═════ Page excerpt

Synopsis

This R markdown file showcases the five data importing exercises I performed for my week 2 Assignment. It consists of importing the following 3 data sets: 1.Artificial Reddit user data 2.HUD data regarding 2017 fair market rent 3.Average daily temperatures for Cincinnati dating back to 1995

Packages Required

Following packages were used to perform the exercise:

library("readr")   # Read functions to import csv and xls file
library("xlsx")    # Helps read data from Excel
library("readxl")  # Read Excel files
library("gdata")   # Pull Data from url excel file
library("XML")     # Identifies file links using getHTMLLinks function
library("stringr") # Detect patterns in String
library("DT")      # To format data tables

Importing Exercise

For each exercise

  1. I imported the data.
  2. Saved it as a data frame.
  3. Displayed the first few rows of the data frame using head()
  4. Then displayed the structure its using str()

The respective R code and the outputs for each problem has been included below:

1. Download & import the csv file located at: https://bradleyboehmke.github.io/public/data/reddit.csv

MyReddit <- read.csv("reddit.csv")
datatable(head(MyReddit))
str(MyReddit);
## 'data.frame':    32754 obs. of  14 variables:
##  $ id               : int  1 2 3 4 5 6 7 8 9 10 ...
##  $ gender           : int  0 0 1 0 1 0 0 0 0 0 ...
##  $ age.range        : Factor w/ 7 levels "18-24","25-34",..: 2 2 1 2 2 2 2 1 3 2 ...

══════════
═════ Given information

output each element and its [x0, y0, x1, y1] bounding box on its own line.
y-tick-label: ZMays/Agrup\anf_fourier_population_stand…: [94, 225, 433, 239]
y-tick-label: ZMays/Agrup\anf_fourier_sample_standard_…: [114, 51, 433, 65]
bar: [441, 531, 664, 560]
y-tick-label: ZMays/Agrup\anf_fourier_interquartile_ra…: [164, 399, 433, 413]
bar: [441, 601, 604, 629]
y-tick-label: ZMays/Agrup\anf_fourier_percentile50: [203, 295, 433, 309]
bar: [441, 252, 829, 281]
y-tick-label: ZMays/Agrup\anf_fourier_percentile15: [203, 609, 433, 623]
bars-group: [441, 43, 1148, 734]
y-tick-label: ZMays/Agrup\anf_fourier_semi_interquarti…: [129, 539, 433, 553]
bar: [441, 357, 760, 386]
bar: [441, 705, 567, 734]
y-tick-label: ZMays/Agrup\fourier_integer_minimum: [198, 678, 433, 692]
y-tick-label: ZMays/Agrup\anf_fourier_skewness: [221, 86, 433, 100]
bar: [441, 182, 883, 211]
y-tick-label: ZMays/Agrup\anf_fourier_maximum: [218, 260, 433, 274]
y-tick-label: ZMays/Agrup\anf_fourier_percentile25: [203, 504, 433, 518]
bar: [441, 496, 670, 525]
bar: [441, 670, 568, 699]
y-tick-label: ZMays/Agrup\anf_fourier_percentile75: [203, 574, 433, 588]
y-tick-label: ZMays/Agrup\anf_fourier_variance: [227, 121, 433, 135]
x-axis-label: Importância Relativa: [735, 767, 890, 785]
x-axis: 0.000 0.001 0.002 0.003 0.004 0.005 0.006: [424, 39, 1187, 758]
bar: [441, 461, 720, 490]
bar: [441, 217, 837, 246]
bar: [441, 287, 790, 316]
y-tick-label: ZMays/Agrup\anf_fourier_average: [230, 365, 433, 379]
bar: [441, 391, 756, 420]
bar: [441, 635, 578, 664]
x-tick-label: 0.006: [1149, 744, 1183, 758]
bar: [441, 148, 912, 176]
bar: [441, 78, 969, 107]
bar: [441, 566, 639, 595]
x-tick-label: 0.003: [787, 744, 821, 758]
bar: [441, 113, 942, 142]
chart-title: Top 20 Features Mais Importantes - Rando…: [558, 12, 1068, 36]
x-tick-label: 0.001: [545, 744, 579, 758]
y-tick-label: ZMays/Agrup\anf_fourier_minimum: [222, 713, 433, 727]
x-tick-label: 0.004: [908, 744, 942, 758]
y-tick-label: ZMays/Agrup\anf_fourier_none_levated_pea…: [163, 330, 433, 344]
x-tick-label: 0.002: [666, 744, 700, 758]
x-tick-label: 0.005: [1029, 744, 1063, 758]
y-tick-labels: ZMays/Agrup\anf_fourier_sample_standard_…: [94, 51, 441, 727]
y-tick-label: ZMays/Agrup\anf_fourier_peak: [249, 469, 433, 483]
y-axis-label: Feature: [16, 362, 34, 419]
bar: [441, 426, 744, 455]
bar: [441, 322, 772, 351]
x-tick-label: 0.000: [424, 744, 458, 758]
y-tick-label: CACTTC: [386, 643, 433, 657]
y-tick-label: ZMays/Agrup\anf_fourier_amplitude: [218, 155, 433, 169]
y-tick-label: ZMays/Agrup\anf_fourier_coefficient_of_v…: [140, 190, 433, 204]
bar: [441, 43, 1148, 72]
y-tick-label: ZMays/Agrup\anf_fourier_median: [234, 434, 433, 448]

══════════

## Required work
(a) According to the R data-import page, why was the "gdata" package loaded? Answer in one to three sentences.
(b) From the R data-import page, retype the part that opens with the words containing "For each exercise" and closes with "datatable(head(MyReddit))".
The listing comes from a separate source and has nothing to do with the R data-import page.

## Per-task answers
(a) The "gdata" package was loaded to pull data from an Excel file at a URL.

(b)
For each exercise

  1. I imported the data.
  2. Saved it as a data frame.
  3. Displayed the first few rows of the data frame using head()
  4. Then displayed the structure its using str()

The respective R code and the outputs for each problem has been included below:

1. Download & import the csv file located at: https://bradleyboehmke.github.io/public/data/reddit.csv

MyReddit <- read.csv("reddit.csv")
datatable(head(MyReddit))